### Work to complete
Which lines of the entries below contain the string "band", with case counting? Extract each of those lines in full.

### Available data
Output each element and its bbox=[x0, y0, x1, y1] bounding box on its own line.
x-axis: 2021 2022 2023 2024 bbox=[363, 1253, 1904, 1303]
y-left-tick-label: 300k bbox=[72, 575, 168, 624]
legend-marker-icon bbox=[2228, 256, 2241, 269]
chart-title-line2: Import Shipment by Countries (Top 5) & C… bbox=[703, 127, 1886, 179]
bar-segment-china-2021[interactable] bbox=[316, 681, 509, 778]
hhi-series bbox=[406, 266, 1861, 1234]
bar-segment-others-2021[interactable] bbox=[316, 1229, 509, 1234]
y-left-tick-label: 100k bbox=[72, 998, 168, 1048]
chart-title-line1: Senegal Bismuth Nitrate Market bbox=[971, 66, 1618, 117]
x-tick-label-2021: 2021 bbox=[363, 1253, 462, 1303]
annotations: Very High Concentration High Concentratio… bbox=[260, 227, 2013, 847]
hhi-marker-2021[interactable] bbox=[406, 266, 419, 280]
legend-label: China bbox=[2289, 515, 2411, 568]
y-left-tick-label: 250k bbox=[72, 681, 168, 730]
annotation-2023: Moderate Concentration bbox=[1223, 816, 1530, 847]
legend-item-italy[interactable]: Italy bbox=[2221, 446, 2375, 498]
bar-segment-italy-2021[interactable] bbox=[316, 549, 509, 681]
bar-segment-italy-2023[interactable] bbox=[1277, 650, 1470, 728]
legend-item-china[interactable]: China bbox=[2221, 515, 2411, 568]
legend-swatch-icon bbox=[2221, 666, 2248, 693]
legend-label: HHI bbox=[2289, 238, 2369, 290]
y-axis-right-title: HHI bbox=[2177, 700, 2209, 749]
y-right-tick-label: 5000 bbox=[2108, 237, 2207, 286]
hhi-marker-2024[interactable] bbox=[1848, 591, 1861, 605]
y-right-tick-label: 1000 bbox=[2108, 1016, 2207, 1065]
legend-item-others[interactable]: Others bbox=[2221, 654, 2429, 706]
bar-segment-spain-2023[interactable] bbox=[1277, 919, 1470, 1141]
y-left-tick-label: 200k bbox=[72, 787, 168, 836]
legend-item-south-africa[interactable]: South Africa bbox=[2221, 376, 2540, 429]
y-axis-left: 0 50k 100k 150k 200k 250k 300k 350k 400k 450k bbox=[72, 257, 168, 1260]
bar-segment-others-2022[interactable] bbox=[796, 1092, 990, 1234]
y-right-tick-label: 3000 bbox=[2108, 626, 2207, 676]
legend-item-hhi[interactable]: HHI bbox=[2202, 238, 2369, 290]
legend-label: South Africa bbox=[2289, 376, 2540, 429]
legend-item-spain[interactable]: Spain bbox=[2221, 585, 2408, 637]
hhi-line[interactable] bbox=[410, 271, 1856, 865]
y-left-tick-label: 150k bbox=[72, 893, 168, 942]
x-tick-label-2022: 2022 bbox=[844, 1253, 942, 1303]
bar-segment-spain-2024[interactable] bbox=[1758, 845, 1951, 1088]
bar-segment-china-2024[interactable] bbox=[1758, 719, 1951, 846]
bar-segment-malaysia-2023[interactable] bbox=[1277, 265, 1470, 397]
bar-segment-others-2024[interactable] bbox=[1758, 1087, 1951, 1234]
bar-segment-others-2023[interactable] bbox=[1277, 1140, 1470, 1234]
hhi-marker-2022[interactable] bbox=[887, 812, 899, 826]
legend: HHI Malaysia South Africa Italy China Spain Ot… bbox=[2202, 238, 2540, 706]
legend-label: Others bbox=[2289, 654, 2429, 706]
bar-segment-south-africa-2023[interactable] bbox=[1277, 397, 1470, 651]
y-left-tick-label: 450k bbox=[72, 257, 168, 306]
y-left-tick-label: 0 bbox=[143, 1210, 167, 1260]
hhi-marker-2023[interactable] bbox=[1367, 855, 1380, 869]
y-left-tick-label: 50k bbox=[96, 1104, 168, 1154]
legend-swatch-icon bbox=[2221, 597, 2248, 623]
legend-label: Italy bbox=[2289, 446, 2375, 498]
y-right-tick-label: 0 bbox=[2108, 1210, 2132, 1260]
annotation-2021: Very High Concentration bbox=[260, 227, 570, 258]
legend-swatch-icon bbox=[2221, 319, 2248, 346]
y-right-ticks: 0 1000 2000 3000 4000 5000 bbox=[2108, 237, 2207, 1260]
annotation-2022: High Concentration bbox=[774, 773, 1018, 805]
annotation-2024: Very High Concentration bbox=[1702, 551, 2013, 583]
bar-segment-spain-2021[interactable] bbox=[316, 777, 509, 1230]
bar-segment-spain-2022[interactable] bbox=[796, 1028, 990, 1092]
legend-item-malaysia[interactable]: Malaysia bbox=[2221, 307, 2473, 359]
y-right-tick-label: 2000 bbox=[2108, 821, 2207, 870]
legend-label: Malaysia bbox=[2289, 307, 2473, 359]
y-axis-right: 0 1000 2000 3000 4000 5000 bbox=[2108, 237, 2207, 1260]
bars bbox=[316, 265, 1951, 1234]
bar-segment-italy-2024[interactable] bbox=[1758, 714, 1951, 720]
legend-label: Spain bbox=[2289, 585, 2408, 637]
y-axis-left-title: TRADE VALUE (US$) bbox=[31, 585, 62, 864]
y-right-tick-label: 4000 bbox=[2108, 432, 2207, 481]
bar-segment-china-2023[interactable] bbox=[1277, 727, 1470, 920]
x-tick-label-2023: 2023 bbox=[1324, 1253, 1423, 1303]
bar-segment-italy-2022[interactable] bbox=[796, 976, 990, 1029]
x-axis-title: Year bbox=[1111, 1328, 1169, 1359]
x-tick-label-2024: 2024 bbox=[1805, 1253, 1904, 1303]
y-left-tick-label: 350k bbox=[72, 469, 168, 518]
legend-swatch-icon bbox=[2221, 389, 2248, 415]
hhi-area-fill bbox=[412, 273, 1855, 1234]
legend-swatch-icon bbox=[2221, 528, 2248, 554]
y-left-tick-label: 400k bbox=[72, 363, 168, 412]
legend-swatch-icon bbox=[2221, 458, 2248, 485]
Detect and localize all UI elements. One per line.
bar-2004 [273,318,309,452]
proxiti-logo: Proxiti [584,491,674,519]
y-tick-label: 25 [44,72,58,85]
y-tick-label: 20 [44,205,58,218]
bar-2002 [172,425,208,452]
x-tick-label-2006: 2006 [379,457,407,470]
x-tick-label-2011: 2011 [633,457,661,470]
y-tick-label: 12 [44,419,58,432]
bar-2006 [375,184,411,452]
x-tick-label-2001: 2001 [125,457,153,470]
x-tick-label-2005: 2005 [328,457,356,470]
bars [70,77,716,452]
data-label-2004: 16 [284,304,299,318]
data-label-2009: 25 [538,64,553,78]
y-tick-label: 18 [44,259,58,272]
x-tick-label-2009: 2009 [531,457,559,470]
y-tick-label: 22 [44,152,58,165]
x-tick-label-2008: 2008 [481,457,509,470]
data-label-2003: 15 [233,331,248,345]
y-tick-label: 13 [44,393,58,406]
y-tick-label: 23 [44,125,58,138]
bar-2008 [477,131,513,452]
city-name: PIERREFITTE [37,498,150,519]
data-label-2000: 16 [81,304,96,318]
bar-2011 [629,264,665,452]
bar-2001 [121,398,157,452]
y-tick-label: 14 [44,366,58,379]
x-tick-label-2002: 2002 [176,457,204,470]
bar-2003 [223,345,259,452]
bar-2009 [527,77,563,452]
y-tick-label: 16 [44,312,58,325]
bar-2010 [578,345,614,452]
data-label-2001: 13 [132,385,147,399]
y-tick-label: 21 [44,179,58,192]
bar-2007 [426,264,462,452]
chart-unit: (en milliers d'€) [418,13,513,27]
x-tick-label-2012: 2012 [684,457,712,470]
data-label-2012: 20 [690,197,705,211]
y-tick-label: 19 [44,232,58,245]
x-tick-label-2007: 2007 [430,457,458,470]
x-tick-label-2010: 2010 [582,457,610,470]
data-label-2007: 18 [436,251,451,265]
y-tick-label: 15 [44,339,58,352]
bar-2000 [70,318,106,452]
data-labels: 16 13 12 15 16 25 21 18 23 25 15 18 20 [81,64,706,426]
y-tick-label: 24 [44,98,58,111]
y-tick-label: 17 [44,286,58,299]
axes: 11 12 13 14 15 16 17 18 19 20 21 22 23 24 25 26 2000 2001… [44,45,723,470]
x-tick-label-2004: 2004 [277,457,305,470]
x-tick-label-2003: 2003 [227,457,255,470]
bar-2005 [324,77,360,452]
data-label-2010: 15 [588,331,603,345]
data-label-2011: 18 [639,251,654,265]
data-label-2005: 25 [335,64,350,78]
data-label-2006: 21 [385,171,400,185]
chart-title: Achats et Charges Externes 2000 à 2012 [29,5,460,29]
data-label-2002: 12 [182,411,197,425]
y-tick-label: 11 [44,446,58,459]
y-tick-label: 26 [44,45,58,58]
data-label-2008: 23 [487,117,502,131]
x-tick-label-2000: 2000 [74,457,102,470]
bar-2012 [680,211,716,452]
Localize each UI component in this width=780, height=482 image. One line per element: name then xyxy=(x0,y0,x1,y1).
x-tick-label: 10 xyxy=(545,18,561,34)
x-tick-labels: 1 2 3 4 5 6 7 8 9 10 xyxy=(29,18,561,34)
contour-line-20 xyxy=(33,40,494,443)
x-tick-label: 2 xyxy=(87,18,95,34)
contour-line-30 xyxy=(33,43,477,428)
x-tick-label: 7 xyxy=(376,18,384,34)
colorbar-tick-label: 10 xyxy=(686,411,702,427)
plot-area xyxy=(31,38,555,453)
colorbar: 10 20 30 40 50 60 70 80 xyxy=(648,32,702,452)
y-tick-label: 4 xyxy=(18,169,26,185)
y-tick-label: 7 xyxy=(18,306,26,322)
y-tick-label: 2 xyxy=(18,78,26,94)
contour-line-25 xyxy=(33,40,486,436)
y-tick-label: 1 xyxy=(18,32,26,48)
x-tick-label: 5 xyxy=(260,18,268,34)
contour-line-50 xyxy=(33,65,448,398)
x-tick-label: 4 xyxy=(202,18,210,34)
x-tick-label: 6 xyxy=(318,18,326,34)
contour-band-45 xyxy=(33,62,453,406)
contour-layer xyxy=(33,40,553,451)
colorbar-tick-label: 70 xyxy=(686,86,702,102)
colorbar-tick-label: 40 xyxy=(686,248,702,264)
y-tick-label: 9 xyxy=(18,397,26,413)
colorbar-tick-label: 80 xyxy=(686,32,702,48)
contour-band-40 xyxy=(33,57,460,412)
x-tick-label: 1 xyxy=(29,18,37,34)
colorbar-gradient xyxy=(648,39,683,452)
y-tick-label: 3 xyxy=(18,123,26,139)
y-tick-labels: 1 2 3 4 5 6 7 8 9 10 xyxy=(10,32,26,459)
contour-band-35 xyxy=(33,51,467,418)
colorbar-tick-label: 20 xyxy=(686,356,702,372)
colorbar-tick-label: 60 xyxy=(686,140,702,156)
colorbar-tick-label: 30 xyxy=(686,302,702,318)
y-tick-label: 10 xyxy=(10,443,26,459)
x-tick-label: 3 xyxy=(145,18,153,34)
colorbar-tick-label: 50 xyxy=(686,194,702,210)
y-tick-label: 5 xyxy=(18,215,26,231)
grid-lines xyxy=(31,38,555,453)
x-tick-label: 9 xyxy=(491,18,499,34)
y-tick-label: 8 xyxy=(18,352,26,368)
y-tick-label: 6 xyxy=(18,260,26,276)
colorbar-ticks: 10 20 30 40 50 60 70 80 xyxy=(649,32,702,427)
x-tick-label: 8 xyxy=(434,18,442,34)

### Final result
contour-band-45 xyxy=(33,62,453,406)
contour-band-40 xyxy=(33,57,460,412)
contour-band-35 xyxy=(33,51,467,418)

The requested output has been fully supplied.